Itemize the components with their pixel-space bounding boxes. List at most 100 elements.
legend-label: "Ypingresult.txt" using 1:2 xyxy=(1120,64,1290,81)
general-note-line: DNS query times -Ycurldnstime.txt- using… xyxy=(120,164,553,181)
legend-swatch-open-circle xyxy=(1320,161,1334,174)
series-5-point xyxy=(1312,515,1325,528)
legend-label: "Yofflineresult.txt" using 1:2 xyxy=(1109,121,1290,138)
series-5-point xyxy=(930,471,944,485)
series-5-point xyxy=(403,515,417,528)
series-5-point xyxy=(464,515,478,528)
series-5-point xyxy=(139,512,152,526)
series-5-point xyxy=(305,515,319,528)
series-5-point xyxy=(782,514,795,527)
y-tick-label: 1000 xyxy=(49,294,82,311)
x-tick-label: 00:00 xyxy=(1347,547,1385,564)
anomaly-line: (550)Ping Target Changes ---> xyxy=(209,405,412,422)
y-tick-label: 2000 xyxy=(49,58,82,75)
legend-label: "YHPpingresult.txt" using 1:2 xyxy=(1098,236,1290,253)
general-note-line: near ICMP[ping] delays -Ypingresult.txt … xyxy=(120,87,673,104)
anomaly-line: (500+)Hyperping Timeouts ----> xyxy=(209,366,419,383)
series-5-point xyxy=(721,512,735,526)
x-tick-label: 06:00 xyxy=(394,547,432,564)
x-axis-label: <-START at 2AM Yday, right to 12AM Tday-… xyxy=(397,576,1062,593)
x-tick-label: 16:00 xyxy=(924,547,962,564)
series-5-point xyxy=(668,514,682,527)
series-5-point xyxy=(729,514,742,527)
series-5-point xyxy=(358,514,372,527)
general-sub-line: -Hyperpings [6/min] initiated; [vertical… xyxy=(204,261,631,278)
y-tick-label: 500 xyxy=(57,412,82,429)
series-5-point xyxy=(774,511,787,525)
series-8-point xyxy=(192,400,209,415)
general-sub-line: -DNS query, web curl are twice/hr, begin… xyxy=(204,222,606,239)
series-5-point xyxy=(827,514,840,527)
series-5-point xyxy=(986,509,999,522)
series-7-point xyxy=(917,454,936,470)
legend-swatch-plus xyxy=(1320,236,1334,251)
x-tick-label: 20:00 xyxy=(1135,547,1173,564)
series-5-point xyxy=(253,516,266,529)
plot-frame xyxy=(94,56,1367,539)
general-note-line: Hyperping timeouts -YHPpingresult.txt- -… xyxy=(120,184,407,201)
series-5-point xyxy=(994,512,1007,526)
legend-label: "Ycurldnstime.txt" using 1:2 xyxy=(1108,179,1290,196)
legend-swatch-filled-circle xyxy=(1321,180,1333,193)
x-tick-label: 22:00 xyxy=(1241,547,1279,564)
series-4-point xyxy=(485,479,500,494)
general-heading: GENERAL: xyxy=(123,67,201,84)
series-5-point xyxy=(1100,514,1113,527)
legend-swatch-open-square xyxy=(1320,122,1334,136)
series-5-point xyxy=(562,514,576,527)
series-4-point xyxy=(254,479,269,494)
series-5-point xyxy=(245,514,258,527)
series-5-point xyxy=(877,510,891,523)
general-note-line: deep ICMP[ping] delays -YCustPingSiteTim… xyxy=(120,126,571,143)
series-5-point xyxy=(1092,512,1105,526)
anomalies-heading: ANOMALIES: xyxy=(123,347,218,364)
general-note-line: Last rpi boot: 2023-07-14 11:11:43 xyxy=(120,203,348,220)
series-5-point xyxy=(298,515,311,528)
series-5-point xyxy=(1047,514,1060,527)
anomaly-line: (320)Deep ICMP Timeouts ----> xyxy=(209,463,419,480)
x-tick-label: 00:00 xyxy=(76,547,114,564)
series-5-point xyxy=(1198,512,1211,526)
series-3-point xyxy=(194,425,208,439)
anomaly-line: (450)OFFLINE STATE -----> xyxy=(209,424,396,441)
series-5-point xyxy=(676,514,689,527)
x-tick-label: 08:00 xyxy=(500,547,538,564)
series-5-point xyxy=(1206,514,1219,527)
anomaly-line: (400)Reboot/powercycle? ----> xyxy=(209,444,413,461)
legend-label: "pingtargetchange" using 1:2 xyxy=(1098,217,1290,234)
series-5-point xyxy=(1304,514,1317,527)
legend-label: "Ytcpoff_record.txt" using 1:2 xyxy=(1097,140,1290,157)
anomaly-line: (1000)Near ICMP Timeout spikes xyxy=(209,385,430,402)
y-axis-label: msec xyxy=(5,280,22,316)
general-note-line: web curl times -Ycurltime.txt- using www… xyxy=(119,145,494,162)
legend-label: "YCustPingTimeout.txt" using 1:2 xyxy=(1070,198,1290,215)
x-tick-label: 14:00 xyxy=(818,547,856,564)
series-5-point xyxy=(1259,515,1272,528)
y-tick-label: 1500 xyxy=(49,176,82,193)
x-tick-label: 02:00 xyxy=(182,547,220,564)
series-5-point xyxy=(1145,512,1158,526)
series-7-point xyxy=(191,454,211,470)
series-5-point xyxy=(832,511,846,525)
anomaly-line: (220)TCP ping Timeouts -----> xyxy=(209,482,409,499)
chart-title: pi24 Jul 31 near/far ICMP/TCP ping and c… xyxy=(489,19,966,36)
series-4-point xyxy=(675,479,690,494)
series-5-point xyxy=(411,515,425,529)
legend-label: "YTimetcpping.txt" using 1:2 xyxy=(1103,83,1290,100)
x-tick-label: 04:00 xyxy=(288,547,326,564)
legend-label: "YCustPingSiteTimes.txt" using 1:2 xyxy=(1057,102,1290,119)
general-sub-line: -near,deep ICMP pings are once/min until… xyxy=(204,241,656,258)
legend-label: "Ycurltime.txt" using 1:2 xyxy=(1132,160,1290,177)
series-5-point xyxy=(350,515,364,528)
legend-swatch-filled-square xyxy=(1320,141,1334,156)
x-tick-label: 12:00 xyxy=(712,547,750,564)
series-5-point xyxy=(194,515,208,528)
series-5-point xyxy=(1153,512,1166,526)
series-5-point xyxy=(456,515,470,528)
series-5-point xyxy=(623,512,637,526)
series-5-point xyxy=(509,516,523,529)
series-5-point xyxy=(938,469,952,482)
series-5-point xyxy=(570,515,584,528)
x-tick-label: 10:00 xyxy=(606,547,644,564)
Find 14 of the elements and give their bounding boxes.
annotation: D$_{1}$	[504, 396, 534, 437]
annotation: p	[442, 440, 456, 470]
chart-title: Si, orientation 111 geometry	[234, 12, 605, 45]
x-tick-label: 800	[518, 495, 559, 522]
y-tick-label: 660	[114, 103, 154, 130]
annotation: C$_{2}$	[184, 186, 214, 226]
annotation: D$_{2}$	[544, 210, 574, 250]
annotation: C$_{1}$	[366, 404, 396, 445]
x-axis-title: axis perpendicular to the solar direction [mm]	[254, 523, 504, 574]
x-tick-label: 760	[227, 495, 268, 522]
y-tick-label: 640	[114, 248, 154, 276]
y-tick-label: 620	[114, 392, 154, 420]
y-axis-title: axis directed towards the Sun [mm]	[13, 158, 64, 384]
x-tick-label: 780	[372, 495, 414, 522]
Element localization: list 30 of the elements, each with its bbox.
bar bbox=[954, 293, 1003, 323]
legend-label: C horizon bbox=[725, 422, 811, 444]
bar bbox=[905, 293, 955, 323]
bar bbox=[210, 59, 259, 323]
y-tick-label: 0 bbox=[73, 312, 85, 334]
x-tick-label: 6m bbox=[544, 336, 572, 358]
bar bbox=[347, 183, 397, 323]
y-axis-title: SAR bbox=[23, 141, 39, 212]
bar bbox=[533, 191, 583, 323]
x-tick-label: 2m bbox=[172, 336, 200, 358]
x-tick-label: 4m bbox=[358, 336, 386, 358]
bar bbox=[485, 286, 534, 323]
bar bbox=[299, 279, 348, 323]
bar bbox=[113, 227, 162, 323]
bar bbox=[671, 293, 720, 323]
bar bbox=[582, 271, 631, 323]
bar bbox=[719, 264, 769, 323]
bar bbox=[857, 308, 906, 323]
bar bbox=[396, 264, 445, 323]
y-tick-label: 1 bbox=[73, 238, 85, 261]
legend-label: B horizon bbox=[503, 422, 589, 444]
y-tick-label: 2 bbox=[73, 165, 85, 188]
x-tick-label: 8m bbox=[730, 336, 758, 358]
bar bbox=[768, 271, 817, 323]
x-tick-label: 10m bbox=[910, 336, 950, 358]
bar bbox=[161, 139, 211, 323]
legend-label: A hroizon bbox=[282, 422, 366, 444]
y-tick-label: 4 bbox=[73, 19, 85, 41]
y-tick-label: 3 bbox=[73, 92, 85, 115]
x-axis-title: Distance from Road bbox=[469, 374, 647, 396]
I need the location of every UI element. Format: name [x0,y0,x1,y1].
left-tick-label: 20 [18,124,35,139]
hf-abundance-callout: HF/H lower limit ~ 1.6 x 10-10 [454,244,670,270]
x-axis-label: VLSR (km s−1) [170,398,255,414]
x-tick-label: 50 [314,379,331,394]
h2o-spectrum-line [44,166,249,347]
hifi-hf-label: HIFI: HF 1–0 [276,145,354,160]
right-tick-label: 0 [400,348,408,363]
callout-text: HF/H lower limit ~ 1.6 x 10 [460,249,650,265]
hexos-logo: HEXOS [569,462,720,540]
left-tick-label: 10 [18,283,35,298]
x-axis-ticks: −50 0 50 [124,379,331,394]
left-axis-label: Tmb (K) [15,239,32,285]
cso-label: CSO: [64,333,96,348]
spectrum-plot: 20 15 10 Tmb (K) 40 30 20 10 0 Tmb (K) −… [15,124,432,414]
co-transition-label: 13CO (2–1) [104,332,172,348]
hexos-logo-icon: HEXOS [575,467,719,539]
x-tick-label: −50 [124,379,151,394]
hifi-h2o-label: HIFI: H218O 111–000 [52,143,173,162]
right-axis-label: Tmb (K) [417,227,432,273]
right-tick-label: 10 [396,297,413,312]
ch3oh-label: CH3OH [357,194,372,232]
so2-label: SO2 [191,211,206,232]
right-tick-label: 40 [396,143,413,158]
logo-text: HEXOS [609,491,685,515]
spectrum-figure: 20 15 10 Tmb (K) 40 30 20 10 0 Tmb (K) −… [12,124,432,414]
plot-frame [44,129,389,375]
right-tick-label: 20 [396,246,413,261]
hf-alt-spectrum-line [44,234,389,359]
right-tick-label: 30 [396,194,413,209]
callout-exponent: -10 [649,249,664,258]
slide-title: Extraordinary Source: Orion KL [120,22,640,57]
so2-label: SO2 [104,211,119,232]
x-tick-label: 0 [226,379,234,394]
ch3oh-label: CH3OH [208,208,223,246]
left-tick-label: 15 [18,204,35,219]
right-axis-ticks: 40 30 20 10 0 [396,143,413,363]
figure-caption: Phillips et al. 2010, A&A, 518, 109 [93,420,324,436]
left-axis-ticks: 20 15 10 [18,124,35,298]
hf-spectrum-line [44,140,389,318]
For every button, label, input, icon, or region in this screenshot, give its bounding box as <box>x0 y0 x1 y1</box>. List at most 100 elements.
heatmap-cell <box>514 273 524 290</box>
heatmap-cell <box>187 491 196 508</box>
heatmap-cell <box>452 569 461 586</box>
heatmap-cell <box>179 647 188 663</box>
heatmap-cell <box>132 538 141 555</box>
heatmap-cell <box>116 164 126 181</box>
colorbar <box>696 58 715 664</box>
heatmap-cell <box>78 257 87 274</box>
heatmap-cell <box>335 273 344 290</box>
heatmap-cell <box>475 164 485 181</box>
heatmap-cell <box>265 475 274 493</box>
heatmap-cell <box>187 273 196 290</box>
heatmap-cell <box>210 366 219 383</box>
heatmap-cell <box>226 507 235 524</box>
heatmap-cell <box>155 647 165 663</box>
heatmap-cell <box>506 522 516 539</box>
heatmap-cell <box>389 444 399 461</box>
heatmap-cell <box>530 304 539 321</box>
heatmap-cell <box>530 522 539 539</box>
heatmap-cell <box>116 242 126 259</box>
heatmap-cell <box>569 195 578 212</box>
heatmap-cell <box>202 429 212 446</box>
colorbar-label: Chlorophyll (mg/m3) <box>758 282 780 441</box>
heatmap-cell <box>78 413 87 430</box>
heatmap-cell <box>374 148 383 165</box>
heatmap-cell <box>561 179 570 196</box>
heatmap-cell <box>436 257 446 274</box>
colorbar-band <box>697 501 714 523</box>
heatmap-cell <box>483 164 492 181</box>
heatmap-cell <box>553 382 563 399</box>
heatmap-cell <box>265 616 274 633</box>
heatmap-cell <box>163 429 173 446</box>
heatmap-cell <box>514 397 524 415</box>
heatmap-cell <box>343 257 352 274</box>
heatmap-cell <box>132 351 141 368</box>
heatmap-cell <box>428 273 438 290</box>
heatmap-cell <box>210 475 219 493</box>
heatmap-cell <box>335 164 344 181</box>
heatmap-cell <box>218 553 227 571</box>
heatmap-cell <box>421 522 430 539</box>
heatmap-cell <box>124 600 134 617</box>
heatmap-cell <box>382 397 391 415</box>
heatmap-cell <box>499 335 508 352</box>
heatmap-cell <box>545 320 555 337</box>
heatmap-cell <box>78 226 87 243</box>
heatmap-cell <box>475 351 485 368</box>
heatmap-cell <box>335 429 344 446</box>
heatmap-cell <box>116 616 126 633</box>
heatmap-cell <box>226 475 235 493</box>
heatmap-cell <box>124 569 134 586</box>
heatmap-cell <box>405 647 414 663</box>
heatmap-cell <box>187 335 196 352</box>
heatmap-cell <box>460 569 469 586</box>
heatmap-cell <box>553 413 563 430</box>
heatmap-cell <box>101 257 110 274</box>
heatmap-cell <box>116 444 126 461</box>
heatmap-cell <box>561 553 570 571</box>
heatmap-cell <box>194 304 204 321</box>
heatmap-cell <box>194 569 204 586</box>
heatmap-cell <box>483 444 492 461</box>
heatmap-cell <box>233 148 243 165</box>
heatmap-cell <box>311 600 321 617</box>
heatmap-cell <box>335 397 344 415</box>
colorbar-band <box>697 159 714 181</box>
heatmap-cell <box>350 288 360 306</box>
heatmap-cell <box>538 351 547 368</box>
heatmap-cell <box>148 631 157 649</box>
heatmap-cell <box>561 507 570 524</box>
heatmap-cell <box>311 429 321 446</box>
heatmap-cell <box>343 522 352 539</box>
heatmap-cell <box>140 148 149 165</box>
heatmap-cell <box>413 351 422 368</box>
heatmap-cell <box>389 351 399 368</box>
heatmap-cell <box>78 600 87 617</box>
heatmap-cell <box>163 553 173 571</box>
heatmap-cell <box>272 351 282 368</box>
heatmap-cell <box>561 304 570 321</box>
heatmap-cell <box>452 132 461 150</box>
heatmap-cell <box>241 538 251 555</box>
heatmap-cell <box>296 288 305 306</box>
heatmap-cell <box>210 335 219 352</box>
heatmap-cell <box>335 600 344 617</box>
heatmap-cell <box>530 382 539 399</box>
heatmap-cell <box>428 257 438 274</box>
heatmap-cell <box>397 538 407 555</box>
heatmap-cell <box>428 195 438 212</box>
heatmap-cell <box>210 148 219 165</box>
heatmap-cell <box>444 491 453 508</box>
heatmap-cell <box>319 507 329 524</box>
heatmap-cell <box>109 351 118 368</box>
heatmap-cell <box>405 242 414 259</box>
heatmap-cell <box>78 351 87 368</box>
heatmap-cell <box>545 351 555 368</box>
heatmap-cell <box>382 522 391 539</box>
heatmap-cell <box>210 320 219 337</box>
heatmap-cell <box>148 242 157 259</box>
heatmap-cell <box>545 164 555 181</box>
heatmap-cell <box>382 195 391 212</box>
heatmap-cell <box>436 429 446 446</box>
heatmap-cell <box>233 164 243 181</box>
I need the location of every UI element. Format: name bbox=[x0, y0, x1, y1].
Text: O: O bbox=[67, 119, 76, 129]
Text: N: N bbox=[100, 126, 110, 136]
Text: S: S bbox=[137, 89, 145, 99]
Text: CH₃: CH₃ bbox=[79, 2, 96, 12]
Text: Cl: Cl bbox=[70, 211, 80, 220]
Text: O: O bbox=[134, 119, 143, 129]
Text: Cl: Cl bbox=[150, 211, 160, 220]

Exercise requirements:
Return every row above that contains the string "YHPpingresult", copying each one in full. Letter case must match.

Exercise answer:
legend-label: "YHPpingresult.txt" using 1:2 xyxy=(1098,236,1290,253)
general-note-line: Hyperping timeouts -YHPpingresult.txt- -… xyxy=(120,184,407,201)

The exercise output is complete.